Entries taken from a collection:

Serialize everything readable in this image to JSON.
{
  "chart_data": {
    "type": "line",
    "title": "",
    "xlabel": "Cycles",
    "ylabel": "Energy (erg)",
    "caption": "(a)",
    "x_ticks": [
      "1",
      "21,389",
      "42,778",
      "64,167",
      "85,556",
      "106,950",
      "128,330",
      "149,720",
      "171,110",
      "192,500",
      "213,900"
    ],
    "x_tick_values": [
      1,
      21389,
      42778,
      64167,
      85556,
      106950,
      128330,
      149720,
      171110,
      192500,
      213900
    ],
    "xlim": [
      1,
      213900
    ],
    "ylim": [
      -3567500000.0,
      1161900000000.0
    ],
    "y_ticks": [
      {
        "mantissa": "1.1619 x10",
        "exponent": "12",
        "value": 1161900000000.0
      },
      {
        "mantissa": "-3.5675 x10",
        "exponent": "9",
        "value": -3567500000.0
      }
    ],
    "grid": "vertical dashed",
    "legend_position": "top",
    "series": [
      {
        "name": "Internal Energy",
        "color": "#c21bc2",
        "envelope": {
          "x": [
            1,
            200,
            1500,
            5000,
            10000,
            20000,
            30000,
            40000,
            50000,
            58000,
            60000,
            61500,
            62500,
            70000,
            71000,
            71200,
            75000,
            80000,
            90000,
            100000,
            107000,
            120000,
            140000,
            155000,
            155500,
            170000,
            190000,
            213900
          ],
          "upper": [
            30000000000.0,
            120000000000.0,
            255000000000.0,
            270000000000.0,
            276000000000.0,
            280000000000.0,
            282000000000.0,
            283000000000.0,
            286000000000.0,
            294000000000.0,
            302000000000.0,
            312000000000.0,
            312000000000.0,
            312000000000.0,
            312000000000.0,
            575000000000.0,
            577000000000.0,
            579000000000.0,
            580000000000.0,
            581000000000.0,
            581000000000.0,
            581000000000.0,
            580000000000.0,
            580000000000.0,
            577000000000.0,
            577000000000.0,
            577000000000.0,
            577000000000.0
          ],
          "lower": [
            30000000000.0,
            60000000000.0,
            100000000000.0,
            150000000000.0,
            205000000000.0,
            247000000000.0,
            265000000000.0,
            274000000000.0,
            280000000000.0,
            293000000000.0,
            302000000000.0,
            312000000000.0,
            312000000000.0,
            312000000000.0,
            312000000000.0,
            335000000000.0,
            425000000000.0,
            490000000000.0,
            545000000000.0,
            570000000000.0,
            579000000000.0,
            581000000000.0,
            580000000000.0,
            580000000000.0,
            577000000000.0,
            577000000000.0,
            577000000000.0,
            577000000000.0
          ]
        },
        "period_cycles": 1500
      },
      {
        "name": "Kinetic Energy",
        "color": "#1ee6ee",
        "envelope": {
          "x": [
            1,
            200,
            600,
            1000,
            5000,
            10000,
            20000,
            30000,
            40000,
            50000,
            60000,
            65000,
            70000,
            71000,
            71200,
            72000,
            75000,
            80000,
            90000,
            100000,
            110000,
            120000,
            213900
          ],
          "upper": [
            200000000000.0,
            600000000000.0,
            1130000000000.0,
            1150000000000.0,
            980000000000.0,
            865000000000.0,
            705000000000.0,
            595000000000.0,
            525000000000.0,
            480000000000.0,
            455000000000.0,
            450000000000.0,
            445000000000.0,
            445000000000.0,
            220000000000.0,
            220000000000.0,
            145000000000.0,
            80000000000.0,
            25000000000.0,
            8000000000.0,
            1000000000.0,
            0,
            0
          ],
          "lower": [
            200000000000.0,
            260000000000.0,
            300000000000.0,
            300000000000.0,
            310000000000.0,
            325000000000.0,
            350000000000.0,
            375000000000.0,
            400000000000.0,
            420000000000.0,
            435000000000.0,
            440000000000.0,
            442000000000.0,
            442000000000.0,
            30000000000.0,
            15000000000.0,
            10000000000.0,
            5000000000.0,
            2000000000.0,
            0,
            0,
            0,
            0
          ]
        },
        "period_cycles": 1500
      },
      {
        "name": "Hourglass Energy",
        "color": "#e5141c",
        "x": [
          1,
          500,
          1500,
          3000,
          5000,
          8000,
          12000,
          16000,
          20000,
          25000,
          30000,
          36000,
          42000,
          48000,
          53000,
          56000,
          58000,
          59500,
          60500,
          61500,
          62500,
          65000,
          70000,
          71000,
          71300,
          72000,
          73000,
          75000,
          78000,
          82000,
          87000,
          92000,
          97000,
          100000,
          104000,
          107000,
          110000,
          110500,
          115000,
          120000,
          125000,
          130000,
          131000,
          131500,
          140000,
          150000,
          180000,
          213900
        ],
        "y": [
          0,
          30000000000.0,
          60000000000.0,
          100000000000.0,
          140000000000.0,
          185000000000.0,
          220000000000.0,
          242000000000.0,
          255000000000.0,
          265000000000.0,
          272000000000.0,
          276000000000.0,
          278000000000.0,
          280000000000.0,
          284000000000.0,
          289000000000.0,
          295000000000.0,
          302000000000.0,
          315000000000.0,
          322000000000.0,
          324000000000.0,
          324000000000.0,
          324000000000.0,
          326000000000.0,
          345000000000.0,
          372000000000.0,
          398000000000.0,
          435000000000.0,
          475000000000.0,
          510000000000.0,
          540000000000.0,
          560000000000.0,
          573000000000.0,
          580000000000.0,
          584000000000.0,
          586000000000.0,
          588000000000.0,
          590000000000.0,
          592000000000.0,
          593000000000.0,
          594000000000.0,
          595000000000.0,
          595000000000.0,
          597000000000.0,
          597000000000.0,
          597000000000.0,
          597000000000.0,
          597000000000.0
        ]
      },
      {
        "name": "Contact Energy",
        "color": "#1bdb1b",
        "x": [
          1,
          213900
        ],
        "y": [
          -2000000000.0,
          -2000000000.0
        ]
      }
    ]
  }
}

Set exercise:
Pick each line holding the word "Energy" out of the listing.

Solution for this task:
    "ylabel": "Energy (erg)",
        "name": "Internal Energy",
        "name": "Kinetic Energy",
        "name": "Hourglass Energy",
        "name": "Contact Energy",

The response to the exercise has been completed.